**The exercise:** Gather, from the listing beneath this task, every line holding the string "регламенты".

**Records provided:**
● ● ●
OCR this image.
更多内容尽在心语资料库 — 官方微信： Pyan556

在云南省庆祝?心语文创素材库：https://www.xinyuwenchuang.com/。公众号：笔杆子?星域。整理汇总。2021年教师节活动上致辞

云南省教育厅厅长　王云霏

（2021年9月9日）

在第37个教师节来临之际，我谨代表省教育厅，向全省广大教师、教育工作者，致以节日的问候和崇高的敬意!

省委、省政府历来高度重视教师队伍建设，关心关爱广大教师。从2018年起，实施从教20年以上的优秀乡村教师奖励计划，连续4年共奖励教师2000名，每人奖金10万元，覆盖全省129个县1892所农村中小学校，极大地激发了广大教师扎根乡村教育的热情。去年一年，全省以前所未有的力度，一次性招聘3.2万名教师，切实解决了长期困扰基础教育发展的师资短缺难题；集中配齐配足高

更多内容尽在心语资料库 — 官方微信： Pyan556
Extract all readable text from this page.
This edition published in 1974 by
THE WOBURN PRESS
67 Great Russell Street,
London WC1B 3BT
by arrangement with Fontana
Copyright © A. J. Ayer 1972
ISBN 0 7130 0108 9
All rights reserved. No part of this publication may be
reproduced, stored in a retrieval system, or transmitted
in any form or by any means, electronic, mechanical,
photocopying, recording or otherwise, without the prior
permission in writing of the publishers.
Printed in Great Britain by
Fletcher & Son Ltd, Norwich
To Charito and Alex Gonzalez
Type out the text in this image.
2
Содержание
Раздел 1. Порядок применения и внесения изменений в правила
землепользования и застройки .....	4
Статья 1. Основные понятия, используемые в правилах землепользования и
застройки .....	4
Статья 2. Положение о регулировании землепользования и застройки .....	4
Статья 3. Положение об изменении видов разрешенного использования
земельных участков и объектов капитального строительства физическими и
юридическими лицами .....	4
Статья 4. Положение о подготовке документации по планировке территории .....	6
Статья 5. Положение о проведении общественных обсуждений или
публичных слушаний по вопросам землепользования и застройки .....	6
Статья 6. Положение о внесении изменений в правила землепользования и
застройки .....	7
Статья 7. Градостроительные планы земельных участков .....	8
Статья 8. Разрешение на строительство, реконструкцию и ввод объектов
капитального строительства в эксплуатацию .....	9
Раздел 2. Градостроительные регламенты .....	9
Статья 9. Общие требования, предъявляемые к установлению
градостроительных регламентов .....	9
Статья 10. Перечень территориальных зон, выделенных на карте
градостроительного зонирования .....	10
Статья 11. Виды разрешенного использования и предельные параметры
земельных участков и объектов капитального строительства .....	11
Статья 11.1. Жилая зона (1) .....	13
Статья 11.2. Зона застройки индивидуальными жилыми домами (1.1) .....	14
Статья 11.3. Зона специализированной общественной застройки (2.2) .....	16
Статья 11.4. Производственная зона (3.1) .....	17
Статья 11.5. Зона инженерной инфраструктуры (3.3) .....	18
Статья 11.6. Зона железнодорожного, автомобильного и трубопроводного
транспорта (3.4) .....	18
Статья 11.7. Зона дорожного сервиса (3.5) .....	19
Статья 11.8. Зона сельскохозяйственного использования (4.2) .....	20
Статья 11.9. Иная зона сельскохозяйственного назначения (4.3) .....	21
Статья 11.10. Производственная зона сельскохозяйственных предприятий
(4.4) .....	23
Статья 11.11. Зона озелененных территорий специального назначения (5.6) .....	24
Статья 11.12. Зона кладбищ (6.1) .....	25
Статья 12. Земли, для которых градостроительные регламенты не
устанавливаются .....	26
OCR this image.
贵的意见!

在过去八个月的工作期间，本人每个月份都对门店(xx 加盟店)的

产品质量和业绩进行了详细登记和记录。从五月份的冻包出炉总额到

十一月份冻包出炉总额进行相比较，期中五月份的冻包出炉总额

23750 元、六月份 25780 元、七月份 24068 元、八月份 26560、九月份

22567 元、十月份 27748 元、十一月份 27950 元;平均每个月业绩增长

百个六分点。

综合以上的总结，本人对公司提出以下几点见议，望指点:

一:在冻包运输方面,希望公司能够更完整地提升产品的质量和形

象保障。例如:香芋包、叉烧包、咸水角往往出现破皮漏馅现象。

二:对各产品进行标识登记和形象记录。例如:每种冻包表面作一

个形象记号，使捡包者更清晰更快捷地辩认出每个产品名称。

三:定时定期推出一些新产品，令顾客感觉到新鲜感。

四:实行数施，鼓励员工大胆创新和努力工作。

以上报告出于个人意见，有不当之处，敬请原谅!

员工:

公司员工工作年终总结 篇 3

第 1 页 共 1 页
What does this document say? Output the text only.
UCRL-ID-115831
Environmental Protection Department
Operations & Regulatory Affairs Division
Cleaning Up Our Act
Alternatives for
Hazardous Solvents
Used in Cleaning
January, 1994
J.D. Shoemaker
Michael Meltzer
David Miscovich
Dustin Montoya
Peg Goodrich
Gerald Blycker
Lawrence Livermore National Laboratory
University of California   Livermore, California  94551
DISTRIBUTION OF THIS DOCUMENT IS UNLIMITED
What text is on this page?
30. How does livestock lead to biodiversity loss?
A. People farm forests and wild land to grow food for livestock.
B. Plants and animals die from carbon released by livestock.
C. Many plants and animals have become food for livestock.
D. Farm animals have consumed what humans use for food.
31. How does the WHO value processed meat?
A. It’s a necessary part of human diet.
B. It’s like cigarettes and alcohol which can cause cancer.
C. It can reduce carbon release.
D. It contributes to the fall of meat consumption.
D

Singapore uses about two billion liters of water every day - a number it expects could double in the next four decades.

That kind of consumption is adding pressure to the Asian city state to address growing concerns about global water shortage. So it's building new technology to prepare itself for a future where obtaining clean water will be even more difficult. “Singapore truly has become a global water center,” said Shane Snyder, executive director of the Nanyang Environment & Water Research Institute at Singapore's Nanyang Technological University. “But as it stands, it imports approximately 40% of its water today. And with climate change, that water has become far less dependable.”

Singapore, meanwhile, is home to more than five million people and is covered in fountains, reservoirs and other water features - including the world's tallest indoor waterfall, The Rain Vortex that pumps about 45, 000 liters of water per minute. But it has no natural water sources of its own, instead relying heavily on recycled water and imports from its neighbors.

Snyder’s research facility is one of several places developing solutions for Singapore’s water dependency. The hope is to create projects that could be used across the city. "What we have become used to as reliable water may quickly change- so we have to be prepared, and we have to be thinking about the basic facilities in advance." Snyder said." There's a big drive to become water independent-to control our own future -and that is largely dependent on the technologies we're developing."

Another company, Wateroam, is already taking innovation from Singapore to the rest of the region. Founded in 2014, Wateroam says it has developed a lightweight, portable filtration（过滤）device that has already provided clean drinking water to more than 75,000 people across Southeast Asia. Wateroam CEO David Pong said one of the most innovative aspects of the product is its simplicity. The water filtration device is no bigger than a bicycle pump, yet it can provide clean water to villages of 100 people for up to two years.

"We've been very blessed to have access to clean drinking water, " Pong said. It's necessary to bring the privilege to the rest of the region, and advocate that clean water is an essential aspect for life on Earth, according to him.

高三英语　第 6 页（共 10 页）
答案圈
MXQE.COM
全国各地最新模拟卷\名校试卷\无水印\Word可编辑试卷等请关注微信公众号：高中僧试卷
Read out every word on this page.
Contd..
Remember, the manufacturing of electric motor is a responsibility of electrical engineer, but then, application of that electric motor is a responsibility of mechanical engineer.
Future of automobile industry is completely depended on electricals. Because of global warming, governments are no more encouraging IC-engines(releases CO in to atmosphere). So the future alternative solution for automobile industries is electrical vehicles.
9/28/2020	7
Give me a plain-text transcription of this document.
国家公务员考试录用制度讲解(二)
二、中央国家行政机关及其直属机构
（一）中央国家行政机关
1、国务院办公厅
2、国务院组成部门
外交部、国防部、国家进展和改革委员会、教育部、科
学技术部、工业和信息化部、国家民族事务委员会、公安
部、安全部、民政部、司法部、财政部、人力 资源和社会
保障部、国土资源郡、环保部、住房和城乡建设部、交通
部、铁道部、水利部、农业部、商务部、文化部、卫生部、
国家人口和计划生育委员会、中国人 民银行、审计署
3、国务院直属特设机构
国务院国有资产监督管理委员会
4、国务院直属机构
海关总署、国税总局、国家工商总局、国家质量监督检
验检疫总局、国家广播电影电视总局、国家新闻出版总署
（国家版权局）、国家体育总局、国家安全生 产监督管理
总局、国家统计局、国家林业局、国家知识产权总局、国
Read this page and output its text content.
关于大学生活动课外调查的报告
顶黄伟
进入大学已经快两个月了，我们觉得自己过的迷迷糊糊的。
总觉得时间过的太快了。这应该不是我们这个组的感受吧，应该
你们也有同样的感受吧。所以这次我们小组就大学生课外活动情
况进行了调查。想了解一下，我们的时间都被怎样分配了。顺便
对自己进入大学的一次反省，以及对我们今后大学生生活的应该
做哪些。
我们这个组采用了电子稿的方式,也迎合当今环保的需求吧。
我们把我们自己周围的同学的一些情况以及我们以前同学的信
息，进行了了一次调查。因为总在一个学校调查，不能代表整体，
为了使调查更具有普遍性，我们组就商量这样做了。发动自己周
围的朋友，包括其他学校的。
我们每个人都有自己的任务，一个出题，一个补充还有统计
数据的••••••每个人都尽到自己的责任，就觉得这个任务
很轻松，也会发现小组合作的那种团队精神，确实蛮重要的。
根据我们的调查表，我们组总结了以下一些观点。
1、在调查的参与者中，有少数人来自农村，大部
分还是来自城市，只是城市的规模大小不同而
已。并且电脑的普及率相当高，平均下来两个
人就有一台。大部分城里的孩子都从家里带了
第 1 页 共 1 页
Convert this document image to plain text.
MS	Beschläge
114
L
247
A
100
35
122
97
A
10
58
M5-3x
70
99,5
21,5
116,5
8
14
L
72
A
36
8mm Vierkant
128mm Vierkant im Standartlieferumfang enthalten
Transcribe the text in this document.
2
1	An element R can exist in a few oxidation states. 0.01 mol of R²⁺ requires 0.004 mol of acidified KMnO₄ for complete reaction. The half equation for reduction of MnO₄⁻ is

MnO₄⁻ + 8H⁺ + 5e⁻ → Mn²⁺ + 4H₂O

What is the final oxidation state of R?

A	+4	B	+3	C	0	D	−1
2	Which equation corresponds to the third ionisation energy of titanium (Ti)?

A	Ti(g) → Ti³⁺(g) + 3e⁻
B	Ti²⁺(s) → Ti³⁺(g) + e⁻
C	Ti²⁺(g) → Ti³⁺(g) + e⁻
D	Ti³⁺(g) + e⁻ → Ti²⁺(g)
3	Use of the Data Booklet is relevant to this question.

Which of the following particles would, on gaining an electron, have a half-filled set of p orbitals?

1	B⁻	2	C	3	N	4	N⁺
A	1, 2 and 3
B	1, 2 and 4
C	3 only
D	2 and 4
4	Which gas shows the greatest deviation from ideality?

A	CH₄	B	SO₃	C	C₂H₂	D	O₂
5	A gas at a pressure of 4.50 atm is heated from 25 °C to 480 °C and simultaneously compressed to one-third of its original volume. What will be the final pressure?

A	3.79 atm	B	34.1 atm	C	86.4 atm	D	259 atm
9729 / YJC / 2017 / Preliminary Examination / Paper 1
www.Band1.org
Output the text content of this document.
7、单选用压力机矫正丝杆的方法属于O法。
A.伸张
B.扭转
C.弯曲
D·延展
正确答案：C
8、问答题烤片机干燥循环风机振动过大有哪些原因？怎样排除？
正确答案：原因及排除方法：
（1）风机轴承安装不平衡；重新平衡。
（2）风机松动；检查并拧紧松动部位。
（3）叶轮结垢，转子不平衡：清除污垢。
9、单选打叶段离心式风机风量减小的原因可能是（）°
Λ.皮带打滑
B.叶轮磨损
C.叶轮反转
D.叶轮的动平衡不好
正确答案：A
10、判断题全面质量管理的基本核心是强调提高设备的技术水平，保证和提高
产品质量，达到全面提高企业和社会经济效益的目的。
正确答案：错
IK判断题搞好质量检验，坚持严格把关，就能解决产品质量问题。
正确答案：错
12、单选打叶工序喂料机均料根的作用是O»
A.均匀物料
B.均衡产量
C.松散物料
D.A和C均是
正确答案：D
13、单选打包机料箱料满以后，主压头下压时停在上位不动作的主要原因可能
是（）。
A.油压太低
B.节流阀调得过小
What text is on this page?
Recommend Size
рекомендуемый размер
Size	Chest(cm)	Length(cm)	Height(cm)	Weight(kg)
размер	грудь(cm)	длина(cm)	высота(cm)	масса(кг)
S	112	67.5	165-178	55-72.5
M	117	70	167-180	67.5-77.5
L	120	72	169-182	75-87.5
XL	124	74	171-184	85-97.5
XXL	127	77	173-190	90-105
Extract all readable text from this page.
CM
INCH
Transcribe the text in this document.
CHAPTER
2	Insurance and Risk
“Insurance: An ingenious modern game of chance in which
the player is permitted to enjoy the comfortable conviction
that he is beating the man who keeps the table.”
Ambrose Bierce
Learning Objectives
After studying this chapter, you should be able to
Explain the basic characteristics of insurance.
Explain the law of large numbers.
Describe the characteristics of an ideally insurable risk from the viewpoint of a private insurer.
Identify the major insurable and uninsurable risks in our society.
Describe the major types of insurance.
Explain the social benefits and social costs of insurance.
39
● ● ●
**Exercise response:**
Раздел 2. Градостроительные регламенты .....	9
Статья 12. Земли, для которых градостроительные регламенты не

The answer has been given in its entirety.